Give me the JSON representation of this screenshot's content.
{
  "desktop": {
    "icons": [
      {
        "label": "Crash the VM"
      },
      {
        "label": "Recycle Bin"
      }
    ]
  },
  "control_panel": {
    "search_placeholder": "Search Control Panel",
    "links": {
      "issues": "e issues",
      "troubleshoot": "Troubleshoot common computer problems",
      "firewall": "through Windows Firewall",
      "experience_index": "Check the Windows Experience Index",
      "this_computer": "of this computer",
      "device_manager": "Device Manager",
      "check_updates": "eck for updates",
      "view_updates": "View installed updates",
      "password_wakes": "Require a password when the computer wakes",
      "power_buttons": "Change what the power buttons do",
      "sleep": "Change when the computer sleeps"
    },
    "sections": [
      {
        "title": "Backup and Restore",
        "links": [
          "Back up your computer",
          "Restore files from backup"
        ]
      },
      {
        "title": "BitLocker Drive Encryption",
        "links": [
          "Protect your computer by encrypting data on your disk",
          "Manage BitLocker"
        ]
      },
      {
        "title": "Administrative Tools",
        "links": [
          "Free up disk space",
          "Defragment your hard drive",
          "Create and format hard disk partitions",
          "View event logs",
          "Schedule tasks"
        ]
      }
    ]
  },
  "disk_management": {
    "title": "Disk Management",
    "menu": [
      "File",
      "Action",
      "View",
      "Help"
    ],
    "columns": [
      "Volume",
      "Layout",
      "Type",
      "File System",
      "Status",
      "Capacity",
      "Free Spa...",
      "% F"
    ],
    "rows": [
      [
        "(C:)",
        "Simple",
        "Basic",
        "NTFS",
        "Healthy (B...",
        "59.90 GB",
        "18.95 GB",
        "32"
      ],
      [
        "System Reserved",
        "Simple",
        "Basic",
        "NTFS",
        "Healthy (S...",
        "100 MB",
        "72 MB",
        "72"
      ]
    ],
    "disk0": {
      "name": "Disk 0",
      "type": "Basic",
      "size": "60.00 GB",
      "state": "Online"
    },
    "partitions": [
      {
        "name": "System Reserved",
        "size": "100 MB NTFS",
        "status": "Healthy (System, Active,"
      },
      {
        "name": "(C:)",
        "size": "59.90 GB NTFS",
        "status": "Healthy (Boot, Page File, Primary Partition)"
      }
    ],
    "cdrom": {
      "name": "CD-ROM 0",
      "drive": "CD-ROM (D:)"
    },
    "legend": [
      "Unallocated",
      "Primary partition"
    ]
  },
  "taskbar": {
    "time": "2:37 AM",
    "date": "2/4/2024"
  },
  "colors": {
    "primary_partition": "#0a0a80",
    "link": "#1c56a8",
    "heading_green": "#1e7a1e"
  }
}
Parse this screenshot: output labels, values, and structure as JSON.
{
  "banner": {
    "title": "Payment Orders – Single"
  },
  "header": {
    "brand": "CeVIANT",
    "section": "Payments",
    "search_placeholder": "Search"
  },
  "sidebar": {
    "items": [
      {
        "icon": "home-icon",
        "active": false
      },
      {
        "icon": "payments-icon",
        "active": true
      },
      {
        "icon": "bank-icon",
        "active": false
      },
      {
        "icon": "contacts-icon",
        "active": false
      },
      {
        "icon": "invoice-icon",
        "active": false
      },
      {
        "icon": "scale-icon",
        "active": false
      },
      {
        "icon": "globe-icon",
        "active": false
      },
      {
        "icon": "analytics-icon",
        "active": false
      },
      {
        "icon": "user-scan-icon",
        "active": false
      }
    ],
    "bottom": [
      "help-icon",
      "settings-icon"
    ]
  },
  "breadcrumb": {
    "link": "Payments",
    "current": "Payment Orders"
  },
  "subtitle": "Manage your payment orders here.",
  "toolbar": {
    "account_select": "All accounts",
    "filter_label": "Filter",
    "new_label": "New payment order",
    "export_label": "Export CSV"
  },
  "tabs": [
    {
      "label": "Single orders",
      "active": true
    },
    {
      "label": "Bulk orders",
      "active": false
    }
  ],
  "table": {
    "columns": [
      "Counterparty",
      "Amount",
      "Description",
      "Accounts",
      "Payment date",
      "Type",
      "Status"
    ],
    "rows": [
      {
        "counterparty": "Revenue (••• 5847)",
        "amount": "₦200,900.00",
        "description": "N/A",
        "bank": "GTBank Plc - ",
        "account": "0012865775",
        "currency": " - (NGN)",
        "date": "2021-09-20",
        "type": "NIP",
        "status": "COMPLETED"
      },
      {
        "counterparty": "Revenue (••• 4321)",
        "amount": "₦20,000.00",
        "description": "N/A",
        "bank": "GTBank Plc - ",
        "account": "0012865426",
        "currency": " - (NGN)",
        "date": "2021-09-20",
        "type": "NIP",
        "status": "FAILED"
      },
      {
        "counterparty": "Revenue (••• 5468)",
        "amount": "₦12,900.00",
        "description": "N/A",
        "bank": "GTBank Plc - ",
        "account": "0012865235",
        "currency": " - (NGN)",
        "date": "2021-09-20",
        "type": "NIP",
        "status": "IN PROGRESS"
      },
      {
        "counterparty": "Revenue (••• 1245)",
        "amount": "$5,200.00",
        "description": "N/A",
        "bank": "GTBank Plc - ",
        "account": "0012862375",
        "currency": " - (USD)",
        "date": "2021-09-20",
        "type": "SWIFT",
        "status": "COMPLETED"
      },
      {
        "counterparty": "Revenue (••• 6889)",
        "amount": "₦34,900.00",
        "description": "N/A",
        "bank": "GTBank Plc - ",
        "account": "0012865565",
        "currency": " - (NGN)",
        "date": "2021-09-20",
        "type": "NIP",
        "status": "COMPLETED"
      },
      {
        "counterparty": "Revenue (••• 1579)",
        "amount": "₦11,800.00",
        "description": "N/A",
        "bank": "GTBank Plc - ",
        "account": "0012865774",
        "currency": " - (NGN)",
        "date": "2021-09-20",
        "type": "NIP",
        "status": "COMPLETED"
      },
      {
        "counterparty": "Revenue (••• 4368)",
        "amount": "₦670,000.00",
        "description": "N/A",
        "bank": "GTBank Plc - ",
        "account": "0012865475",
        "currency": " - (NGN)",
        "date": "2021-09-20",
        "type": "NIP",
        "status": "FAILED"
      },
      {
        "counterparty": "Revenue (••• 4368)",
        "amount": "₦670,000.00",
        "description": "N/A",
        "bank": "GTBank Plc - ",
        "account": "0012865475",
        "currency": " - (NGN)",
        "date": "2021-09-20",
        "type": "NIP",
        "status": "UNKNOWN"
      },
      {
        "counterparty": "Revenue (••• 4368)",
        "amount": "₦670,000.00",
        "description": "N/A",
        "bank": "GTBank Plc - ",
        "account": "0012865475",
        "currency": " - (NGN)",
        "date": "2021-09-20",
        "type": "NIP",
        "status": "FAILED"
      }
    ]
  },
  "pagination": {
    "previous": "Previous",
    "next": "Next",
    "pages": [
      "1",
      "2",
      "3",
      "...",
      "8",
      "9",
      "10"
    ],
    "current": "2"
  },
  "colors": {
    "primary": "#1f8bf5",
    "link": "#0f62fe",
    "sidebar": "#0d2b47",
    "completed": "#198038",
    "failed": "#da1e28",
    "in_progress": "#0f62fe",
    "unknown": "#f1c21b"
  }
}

^^^^^^^^

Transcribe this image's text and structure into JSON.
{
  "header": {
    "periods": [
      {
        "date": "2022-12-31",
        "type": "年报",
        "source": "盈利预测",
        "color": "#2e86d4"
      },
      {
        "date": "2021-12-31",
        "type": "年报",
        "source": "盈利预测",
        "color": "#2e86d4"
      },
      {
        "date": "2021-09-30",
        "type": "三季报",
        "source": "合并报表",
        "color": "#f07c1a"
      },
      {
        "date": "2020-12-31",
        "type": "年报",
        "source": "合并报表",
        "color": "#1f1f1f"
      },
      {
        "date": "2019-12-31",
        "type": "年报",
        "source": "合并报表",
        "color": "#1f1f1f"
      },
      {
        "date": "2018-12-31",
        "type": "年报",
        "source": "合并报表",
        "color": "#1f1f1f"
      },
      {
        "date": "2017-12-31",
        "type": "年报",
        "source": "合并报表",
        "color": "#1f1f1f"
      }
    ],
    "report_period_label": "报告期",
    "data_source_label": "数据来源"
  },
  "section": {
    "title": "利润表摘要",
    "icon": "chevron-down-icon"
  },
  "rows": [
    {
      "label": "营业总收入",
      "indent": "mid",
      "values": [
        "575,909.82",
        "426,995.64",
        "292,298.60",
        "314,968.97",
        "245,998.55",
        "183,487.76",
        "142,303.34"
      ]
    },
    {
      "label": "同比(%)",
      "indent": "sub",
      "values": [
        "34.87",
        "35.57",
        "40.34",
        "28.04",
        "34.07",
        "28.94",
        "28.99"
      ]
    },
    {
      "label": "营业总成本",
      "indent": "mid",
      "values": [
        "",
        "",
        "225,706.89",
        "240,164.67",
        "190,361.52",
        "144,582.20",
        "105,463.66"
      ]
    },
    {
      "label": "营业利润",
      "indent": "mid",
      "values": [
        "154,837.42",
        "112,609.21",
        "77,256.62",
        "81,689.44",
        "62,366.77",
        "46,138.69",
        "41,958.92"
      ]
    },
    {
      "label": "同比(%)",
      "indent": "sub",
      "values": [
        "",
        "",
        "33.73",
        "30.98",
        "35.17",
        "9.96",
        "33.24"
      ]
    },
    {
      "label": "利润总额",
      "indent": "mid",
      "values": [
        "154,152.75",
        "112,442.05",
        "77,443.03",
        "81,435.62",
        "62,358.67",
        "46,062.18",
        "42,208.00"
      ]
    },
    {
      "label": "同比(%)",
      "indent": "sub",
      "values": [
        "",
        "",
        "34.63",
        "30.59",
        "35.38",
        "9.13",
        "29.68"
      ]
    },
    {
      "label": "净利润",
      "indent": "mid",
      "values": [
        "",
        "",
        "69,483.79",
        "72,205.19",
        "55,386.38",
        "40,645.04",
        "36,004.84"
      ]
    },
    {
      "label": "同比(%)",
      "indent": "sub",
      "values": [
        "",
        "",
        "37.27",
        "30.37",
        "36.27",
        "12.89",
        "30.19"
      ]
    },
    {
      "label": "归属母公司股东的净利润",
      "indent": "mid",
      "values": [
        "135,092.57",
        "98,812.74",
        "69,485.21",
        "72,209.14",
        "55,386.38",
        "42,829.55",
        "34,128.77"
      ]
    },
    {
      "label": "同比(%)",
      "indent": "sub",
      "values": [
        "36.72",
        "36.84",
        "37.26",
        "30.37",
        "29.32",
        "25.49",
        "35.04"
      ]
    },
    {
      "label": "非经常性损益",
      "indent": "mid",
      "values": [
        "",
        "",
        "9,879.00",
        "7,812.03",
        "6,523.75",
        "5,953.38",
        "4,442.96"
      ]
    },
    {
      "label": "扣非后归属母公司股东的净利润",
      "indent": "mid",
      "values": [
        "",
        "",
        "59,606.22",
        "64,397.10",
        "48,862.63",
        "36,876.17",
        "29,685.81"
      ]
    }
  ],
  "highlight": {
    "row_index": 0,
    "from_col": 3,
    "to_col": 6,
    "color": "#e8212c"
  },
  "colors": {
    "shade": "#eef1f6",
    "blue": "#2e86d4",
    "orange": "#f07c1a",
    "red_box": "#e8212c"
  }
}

^^^^^^^^

__DIRECTIONS FOR THIS TASK__
Report the number of lines in the entries above that include the string "when". Give nothing but the number.

__COMPLETE RESPONSE__
2